==== DATA IN THIS EXERCISE

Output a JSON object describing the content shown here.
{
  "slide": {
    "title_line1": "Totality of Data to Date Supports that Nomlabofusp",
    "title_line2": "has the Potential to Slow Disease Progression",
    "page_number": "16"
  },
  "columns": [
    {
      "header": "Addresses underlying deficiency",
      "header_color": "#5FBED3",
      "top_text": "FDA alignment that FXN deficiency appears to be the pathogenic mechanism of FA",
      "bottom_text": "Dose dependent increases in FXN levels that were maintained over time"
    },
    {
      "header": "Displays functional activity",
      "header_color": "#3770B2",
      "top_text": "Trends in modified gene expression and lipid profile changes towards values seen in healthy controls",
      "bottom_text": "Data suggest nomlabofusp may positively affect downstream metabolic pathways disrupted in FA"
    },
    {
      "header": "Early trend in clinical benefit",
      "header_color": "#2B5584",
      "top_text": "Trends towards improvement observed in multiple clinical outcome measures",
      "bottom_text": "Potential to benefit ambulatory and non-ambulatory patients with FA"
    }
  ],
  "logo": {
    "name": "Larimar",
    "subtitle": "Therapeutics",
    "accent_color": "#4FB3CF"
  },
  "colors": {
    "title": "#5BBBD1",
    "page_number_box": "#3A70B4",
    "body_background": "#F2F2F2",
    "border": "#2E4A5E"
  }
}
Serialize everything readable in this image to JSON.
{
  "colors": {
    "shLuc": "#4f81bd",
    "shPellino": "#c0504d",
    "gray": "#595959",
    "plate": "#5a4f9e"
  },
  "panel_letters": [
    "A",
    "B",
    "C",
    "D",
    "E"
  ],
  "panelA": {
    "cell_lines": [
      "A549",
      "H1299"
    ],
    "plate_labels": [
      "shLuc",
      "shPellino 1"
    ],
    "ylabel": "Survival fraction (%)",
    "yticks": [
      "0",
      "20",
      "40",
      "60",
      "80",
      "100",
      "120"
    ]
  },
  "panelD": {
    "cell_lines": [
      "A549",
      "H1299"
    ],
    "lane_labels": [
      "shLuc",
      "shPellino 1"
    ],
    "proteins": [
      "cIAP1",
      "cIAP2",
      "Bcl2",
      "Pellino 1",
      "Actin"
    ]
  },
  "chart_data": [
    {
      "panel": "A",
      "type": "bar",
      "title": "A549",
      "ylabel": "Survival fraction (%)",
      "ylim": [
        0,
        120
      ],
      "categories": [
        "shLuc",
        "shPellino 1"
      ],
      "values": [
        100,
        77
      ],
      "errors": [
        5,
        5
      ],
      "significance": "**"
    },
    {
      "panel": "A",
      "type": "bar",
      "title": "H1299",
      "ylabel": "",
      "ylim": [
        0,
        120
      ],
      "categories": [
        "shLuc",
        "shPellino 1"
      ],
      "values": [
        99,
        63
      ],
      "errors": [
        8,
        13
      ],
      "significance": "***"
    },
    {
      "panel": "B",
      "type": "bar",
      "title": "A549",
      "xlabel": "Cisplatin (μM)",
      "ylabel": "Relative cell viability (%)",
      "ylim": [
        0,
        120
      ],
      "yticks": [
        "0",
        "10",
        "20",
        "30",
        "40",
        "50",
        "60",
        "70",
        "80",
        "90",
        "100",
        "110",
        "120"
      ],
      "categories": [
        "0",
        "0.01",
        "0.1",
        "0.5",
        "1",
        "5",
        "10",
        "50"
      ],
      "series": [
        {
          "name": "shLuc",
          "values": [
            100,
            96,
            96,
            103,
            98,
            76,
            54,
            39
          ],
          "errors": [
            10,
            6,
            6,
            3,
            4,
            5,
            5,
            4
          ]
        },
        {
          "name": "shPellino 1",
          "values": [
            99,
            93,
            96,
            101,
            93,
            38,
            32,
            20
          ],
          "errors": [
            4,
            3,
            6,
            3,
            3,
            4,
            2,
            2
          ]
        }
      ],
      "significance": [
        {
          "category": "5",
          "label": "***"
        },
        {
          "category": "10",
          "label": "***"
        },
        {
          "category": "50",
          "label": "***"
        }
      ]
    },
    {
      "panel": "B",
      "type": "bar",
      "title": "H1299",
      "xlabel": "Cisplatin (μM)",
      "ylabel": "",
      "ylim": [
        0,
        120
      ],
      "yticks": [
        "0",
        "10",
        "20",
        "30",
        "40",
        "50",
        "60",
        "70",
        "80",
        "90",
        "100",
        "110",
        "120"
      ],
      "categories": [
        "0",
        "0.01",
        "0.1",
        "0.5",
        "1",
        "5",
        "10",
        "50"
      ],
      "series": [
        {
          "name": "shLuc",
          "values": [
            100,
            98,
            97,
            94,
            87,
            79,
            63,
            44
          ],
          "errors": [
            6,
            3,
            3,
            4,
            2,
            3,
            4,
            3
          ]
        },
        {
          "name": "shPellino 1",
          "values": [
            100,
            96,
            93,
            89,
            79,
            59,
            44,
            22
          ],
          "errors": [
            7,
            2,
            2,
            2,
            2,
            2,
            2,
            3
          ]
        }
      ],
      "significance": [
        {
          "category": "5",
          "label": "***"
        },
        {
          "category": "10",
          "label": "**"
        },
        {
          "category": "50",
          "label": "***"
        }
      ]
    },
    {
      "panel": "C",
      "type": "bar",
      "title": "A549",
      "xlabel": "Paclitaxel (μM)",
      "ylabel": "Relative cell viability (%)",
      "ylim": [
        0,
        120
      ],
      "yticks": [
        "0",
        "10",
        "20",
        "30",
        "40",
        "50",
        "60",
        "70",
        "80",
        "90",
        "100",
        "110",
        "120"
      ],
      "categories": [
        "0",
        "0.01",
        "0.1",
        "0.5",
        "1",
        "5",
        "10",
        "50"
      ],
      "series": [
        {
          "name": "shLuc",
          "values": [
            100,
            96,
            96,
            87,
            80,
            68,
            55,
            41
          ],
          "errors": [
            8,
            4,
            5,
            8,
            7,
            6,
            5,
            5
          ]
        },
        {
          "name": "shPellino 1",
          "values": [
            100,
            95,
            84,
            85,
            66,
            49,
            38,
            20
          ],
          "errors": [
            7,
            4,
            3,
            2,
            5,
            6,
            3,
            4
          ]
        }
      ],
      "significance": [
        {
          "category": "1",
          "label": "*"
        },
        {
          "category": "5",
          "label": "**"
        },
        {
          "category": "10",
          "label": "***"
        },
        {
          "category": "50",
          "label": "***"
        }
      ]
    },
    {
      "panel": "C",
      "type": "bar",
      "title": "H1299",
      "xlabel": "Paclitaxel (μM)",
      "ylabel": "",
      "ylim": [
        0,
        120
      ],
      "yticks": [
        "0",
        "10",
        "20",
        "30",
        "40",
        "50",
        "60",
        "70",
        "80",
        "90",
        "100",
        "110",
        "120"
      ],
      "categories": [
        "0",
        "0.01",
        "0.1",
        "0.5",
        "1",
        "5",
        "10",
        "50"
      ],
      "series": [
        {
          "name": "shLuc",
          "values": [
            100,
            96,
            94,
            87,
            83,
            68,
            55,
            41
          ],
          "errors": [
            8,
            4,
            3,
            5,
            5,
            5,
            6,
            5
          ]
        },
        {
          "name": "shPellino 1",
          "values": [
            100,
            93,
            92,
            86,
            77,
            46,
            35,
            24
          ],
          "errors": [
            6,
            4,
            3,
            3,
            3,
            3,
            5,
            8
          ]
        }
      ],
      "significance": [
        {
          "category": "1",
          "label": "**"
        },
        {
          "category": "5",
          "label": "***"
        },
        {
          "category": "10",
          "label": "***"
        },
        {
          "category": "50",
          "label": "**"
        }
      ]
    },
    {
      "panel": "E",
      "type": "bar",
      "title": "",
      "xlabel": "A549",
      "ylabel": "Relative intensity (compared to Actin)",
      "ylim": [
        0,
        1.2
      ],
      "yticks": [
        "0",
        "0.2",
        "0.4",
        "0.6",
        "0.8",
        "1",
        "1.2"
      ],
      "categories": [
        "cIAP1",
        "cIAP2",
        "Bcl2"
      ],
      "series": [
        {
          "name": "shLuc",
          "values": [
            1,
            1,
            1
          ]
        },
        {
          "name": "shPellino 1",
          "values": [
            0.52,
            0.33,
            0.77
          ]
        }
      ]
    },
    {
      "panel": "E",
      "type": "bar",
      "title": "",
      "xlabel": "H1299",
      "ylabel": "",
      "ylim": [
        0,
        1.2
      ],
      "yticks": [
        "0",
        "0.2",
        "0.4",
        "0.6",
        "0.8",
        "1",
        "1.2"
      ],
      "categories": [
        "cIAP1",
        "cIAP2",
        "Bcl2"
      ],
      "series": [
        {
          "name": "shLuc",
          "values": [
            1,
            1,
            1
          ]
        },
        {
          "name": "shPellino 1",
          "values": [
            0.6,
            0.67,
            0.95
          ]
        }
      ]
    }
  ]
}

========

_WHAT IS BEING ASKED_:
Look through the records and gather each line with the word "Actin".

_TASK RESPONSE_:
      "Actin"
      "ylabel": "Relative intensity (compared to Actin)",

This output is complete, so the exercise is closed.